== Texto propuesto ==
● ● ● ● ● ● ●

Gabriel Albiac-El Debate
  • Un catálogo de ministros socialistas que vistieron la camisa azul de Falange o la boina roja carlista podría sorprender a los más jóvenes o a los más ingenuos. Los de mi edad los hemos visto bajo ambos disfraces. E igual de grotescos

Pasaron cincuenta años. Como sucede siempre, el tiempo se encargó de desmentir –y desmontar– todas las previsiones. Porque quien inventa a su medida el futuro no es nuestro conocimiento. Es nuestra imaginación. Y, en ella, lo inventa sobre todo el torrente, siempre inconfeso del deseo, que no es otra cosa que apetito verbalizado. Citemos al clásico. Es obligado. «Nosotros no intentamos, queremos, apetecemos ni deseamos algo porque lo juzguemos bueno, sino que, al contrario, juzgamos que algo es bueno porque lo intentamos, queremos, apetecemos y deseamos». Pero, de eso, uno tan sólo se apercibe cuando el tiempo ha pasado. Y cuando nada ya tiene remedio. Y uno ya se estrelló.

En las coordenadas que acota el 20 de noviembre de 1975, se concitó una muchedumbre de vectores: históricos como políticos. Nacionales, algunos. Si se prefiere, provincianos: las abiertas llagas de una vieja carnicería entre salvajes, que no cicatrizaron nunca; si alguien imaginaba lo contrario, no tiene más que echar una ojeada a lo que ve a su alrededor por estos días.

Otras tenían más entidad histórica: el mundo alzado tras la Segunda Guerra Mundial estaba a punto de venirse abajo. Portugal y Grecia habían sido los primeros síntomas de algo que ponía en interrogante los fundamentos militares del último medio siglo: la OTAN corría el riesgo de perder su flanco sur; y el Pacto de Varsovia atisbaba la salida al Atlántico por el recto pasillo cuyas sucesivas puertas se llaman Bósforo y Gibraltar. Con Portugal y Grecia provisionalmente perdidas, tras las caídas de sus respectivas dictaduras pro-occidentales, España quedaba apuntada como el último obstáculo. Nada de lo que iba a pasar aquí se entendería sin aquellos imperceptibles movimientos de las piezas sobre el tablero crepuscular de la Guerra Fría.

Los términos de ese Gran Juego eran claros. España no podía seguir siendo una dictadura inaceptable en los estatutos de la OTAN, cuyo socio estaba destinada a ser. Menos aún era aceptable que las únicas fuerzas políticas adversas al franquismo, las comunistas de diverso signo, pudieran desplegar un jaque mate al modo del PCP portugués. Quedaba sólo poner en marcha la hegemonía de dos fuerzas pacientemente preparadas por el Departamento de Estado norteamericano desde unos años antes: el ala reformista del Movimiento Nacional y la pandilla de pícaros y aprovechados que aleccionó Langley bajo la denominación PSOE, hábilmente robada a sus ancianos propietarios. A eso llamaron ‘Transición’. Esto es, a nada.

● ● ● ● ● ● ●

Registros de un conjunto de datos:
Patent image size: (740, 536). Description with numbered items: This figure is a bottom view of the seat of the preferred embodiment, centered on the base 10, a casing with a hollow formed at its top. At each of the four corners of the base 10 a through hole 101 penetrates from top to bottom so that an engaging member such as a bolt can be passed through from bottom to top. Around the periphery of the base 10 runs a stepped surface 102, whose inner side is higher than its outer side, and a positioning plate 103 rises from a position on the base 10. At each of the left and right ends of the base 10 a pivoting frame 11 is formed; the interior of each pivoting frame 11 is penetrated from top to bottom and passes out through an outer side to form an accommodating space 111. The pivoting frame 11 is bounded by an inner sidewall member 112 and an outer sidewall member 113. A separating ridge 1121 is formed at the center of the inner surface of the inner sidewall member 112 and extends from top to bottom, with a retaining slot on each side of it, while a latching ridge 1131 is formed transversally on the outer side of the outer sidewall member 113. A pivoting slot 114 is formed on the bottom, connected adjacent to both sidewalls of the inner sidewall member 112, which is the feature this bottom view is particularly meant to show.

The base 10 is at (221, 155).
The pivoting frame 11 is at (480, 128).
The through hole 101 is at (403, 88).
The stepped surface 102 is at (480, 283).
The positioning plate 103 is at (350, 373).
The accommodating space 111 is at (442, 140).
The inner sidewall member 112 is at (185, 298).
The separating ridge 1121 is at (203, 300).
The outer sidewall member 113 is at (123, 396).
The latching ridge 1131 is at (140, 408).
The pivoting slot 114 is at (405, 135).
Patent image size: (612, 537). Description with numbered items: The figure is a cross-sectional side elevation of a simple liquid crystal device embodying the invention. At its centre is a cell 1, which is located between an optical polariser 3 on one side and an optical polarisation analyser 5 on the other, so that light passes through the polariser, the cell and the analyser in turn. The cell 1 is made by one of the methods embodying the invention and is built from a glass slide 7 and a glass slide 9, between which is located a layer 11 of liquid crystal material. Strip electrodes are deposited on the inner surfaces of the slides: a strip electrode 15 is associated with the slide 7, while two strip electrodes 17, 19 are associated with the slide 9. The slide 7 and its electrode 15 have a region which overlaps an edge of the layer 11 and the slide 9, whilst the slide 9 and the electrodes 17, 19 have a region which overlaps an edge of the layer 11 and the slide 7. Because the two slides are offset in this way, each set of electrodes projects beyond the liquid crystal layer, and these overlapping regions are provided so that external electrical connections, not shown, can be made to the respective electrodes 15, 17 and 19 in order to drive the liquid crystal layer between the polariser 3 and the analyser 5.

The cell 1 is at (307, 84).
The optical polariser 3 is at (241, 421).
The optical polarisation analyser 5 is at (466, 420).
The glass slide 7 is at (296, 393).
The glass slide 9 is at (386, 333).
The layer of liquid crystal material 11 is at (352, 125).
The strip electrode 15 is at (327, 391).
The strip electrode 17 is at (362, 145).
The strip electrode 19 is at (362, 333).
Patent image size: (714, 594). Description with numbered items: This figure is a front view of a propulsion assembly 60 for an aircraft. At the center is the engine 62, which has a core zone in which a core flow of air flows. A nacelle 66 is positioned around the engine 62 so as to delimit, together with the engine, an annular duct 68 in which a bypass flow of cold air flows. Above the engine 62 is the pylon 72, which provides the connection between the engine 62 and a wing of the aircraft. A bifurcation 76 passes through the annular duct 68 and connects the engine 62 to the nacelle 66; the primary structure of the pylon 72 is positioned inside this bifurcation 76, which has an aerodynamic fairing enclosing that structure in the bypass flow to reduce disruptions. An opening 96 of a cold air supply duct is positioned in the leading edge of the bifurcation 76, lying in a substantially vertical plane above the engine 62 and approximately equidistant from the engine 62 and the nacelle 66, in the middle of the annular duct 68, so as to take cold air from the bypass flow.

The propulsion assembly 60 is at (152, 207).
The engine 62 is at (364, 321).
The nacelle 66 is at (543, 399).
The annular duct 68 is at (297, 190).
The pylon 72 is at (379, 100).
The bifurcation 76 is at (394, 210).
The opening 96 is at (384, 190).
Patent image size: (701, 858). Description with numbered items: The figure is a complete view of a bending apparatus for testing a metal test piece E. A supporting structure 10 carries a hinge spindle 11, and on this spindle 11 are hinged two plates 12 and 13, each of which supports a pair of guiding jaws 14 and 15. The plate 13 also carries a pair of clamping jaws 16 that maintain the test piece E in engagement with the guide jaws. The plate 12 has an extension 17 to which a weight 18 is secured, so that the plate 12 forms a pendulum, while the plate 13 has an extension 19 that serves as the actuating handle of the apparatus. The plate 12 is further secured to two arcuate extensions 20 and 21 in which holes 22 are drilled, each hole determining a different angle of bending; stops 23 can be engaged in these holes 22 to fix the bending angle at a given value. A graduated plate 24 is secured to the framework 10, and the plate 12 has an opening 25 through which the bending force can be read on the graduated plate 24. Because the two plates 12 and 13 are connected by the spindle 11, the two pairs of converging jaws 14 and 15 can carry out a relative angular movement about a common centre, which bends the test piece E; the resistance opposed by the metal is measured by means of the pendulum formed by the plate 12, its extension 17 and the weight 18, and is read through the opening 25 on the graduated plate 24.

● ● ● ● ● ● ●

== Ejercicios por resolver ==
[1] Contesta estas preguntas sobre el artículo acerca de la Transición:
(a) ¿Qué fecha se da como la que acota las coordenadas en que se concitaron los vectores históricos y políticos?
(b) ¿Qué dos países se señalan como los primeros síntomas de que se ponían en interrogante los fundamentos militares?
(c) ¿Cómo se llaman las sucesivas puertas del pasillo por el que el Pacto de Varsovia atisbaba la salida al Atlántico?
[2] Por favor, transcribe sin cambios el tramo del artículo sobre la Transición que va desde «Otras tenían más» hasta «la Guerra Fría.».
El listado no interviene para nada en esto.

== Respuestas a continuación ==
[1]
(a) El 20 de noviembre de 1975.
(b) Portugal y Grecia.
(c) Bósforo y Gibraltar.

[2]
Otras tenían más entidad histórica: el mundo alzado tras la Segunda Guerra Mundial estaba a punto de venirse abajo. Portugal y Grecia habían sido los primeros síntomas de algo que ponía en interrogante los fundamentos militares del último medio siglo: la OTAN corría el riesgo de perder su flanco sur; y el Pacto de Varsovia atisbaba la salida al Atlántico por el recto pasillo cuyas sucesivas puertas se llaman Bósforo y Gibraltar. Con Portugal y Grecia provisionalmente perdidas, tras las caídas de sus respectivas dictaduras pro-occidentales, España quedaba apuntada como el último obstáculo. Nada de lo que iba a pasar aquí se entendería sin aquellos imperceptibles movimientos de las piezas sobre el tablero crepuscular de la Guerra Fría.